◆ **Work to do**
Could you reproduce only the records from the line containing "questions-heading: Questions 1~5" through the line containing "reading-passage (131, 128, 737, 926)", swapping "fashionable" for "stylish" and changing nothing else?

----

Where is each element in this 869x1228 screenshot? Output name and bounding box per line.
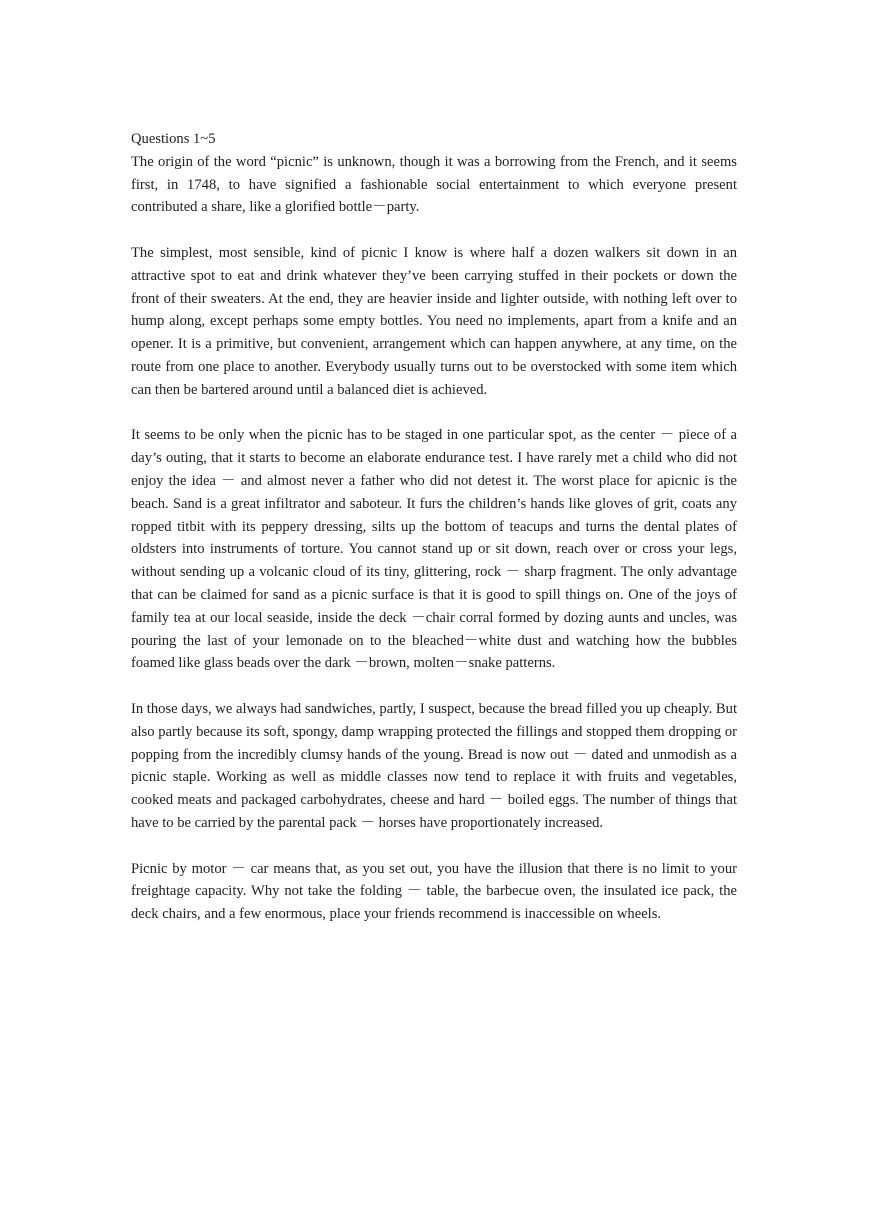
questions-heading: Questions 1~5 (131, 131, 216, 147)
paragraph-1: The origin of the word “picnic” is unknown, though it was a borrowing from the French, and it seems first, in 1748, to have signified a fashionable social entertainment to which everyone present contributed a share, like a glorified bottle－party. (131, 153, 737, 216)
reading-passage (131, 128, 737, 926)
paragraph-4: In those days, we always had sandwiches, partly, I suspect, because the bread filled you up cheaply. But also partly because its soft, spongy, damp wrapping protected the fillings and stopped them dropping or popping from the incredibly clumsy hands of the young. Bread is now out － dated and unmodish as a picnic staple. Working as well as middle classes now tend to replace it with fruits and vegetables, cooked meats and packaged carbohydrates, cheese and hard － boiled eggs. The number of things that have to be carried by the parental pack － horses have proportionately increased. (131, 700, 737, 831)
paragraph-5: Picnic by motor － car means that, as you set out, you have the illusion that there is no limit to your freightage capacity. Why not take the folding － table, the barbecue oven, the insulated ice pack, the deck chairs, and a few enormous, place your friends recommend is inaccessible on wheels. (131, 860, 737, 923)
paragraph-3: It seems to be only when the picnic has to be staged in one particular spot, as the center － piece of a day’s outing, that it starts to become an elaborate endurance test. I have rarely met a child who did not enjoy the idea － and almost never a father who did not detest it. The worst place for apicnic is the beach. Sand is a great infiltrator and saboteur. It furs the children’s hands like gloves of grit, coats any ropped titbit with its peppery dressing, silts up the bottom of teacups and turns the dental plates of oldsters into instruments of torture. You cannot stand up or sit down, reach over or cross your legs, without sending up a volcanic cloud of its tiny, glittering, rock － sharp fragment. The only advantage that can be claimed for sand as a picnic surface is that it is good to spill things on. One of the joys of family tea at our local seaside, inside the deck －chair corral formed by dozing aunts and uncles, was pouring the last of your lemonade on to the bleached－white dust and watching how the bubbles foamed like glass beads over the dark －brown, molten－snake patterns. (131, 427, 737, 672)
paragraph-2: The simplest, most sensible, kind of picnic I know is where half a dozen walkers sit down in an attractive spot to eat and drink whatever they’ve been carrying stuffed in their pockets or down the front of their sweaters. At the end, they are heavier inside and lighter outside, with nothing left over to hump along, except perhaps some empty bottles. You need no implements, apart from a knife and an opener. It is a primitive, but convenient, arrangement which can happen anywhere, at any time, on the route from one place to another. Everybody usually turns out to be overstocked with some item which can then be bartered around until a balanced diet is achieved. (131, 244, 737, 398)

----

◆ **Response for this exercise**
questions-heading: Questions 1~5 (131, 131, 216, 147)
paragraph-1: The origin of the word “picnic” is unknown, though it was a borrowing from the French, and it seems first, in 1748, to have signified a stylish social entertainment to which everyone present contributed a share, like a glorified bottle－party. (131, 153, 737, 216)
reading-passage (131, 128, 737, 926)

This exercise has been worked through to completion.